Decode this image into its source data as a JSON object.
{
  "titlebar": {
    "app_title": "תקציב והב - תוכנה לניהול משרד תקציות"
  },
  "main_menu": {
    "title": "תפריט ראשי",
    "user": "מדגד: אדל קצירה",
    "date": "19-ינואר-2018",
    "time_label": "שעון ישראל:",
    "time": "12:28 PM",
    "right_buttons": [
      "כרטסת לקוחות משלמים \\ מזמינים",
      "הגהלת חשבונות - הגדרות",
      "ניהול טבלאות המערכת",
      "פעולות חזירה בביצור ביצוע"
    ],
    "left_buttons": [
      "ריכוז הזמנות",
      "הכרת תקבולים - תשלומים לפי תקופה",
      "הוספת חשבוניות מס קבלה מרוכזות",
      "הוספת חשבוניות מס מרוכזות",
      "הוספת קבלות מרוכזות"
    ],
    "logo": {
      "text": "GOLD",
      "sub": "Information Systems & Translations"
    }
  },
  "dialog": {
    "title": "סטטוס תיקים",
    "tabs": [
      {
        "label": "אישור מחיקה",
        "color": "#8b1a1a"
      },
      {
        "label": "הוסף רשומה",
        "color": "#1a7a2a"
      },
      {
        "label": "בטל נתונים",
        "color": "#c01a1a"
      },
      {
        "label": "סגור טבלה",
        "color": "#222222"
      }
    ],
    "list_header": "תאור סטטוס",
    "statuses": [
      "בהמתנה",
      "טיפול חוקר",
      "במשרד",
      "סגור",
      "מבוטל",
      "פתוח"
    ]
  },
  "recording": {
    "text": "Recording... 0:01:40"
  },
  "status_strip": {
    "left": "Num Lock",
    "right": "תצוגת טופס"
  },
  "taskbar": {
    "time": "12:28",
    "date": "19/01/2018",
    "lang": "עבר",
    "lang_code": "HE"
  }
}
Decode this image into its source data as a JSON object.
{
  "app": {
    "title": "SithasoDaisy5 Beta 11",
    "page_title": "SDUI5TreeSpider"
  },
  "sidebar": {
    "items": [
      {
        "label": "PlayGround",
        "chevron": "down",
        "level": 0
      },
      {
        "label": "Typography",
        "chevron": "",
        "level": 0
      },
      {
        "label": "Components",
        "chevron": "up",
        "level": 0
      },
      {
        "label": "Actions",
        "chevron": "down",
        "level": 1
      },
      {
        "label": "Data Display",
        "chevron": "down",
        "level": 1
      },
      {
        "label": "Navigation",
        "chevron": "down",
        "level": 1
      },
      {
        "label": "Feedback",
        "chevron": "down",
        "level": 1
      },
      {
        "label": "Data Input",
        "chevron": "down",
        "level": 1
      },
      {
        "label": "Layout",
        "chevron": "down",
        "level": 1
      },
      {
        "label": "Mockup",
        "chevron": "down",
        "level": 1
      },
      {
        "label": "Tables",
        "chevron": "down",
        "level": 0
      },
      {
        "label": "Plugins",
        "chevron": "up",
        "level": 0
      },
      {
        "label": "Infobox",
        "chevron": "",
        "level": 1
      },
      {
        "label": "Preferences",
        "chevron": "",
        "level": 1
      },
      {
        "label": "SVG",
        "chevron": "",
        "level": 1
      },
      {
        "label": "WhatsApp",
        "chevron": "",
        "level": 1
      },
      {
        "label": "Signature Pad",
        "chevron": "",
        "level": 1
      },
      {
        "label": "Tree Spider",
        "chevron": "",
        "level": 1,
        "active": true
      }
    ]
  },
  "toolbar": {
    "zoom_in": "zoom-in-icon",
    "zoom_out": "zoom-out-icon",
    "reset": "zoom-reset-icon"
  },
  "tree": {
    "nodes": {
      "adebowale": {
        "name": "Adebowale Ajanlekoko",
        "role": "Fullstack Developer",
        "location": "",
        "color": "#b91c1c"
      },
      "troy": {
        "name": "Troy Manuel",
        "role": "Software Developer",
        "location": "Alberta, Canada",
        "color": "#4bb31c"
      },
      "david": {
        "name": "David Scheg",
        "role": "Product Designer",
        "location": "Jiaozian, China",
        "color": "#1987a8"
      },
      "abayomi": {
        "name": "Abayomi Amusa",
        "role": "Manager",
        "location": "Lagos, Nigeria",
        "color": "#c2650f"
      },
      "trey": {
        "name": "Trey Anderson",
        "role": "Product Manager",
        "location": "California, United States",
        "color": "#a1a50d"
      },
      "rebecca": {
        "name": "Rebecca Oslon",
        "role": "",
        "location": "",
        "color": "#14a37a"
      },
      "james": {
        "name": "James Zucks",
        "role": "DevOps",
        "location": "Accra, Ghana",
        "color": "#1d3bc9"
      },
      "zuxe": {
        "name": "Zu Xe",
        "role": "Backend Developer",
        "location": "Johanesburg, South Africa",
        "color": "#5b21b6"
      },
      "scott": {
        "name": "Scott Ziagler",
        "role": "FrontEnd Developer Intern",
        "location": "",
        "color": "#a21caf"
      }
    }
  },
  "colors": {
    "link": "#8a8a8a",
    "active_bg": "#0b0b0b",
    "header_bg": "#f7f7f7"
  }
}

■ Stated exercise
Search the records for the word "מרוכזות" and copy every line where it occurs.

■ Result for this exercise
      "הוספת חשבוניות מס קבלה מרוכזות",
      "הוספת חשבוניות מס מרוכזות",
      "הוספת קבלות מרוכזות"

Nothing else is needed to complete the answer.